▶ _DIRECTIONS FOR THIS TASK_:
Pick out every line in the data below that holds "Pomodoro".

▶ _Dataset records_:
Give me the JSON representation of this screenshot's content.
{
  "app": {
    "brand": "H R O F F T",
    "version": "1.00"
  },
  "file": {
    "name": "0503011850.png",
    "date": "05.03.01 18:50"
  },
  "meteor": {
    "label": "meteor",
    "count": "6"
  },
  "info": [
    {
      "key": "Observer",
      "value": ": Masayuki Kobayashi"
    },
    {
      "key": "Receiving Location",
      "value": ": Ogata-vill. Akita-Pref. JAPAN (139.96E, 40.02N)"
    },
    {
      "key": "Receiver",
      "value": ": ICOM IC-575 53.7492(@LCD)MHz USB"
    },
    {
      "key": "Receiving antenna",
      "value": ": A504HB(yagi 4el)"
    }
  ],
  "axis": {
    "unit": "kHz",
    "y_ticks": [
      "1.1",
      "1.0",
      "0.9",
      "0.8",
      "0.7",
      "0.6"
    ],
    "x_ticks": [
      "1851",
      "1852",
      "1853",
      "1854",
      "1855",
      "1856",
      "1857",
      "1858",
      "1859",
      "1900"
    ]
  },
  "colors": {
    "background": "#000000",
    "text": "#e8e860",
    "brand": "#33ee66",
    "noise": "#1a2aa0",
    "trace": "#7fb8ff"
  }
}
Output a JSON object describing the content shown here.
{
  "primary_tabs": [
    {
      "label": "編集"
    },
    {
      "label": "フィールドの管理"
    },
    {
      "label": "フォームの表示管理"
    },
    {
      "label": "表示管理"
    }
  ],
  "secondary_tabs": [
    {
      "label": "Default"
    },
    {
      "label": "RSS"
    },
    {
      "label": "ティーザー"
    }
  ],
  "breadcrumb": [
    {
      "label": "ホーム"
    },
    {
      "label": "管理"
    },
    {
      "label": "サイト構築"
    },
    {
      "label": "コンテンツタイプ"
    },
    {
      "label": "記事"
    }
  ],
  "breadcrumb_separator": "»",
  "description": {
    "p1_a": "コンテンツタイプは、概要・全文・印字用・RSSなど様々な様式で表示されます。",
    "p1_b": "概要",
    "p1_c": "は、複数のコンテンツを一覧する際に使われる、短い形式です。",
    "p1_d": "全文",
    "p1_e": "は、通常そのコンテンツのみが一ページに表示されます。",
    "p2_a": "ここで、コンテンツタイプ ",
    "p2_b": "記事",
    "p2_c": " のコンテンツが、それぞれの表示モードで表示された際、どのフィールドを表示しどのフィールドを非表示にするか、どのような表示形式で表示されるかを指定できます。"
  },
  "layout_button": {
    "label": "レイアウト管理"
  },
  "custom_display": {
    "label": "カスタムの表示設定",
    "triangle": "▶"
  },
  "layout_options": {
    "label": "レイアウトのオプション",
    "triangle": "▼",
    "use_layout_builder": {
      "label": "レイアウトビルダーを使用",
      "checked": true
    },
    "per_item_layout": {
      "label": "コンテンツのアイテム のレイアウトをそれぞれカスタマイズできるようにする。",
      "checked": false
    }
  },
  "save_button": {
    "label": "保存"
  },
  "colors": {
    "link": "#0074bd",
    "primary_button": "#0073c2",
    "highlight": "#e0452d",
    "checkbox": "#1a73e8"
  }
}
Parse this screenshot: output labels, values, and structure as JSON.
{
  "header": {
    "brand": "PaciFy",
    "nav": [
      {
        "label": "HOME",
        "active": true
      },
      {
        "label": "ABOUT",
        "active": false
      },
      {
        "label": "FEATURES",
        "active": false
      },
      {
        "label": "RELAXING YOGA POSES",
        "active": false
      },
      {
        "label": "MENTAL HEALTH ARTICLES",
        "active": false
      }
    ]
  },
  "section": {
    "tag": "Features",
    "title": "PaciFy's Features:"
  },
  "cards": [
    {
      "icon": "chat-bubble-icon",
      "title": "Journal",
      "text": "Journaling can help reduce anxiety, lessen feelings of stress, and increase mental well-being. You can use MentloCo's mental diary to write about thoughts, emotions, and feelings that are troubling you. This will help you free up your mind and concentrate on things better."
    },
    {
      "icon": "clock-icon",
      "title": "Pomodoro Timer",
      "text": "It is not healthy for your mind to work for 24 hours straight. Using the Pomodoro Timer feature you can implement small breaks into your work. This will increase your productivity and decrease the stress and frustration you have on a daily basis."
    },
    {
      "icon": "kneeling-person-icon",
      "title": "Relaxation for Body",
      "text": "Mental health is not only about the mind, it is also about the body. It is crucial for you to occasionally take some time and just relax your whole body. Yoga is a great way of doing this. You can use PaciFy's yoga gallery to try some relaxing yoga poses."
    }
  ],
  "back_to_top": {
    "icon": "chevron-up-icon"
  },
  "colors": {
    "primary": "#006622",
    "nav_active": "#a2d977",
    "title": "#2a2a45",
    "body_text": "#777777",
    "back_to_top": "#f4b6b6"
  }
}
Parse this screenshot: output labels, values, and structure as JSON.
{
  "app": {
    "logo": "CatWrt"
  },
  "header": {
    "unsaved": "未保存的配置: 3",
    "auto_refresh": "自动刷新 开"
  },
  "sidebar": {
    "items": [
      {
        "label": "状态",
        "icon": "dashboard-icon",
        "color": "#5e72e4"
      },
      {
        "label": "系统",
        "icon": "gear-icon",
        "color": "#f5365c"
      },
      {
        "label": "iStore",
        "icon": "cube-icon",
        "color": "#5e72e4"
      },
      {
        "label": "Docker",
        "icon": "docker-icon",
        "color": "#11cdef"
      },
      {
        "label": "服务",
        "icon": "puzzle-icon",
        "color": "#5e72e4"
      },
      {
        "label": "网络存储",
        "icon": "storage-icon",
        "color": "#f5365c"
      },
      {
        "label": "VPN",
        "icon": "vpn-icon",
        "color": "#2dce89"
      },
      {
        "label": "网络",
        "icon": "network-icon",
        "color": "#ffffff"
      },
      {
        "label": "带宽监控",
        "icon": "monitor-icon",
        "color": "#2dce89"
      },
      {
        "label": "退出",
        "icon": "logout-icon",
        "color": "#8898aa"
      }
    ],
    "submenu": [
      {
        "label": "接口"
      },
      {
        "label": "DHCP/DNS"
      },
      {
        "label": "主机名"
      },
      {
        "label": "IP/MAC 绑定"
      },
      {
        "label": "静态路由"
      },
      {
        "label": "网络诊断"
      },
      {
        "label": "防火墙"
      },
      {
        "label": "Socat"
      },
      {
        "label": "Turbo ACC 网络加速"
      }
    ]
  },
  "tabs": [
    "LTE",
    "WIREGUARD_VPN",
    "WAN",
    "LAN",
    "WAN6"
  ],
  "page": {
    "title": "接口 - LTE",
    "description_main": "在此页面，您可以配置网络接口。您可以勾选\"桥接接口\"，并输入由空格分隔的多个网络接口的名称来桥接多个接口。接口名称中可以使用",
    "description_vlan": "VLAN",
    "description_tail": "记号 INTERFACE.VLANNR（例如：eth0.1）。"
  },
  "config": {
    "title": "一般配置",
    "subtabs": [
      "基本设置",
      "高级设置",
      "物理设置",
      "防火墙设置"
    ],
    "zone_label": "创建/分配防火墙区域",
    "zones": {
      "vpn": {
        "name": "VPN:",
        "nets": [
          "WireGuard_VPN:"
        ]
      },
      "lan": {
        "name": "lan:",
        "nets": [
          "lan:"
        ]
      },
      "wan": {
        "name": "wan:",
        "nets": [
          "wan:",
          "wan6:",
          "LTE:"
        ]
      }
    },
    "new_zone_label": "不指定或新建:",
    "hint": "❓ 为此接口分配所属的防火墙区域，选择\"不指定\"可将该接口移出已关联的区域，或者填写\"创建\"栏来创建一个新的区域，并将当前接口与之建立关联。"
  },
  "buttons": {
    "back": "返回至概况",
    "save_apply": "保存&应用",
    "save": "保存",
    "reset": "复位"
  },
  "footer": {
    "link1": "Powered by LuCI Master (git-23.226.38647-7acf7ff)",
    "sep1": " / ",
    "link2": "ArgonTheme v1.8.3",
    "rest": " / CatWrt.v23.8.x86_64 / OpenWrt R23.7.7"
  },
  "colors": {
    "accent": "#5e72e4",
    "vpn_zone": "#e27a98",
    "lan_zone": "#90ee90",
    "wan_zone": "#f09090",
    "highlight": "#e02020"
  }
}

▶ _TASK OUTPUT_:
      "title": "Pomodoro Timer",
      "text": "It is not healthy for your mind to work for 24 hours straight. Using the Pomodoro Timer feature you can implement small breaks into your work. This will increase your productivity and decrease the stress and frustration you have on a daily basis."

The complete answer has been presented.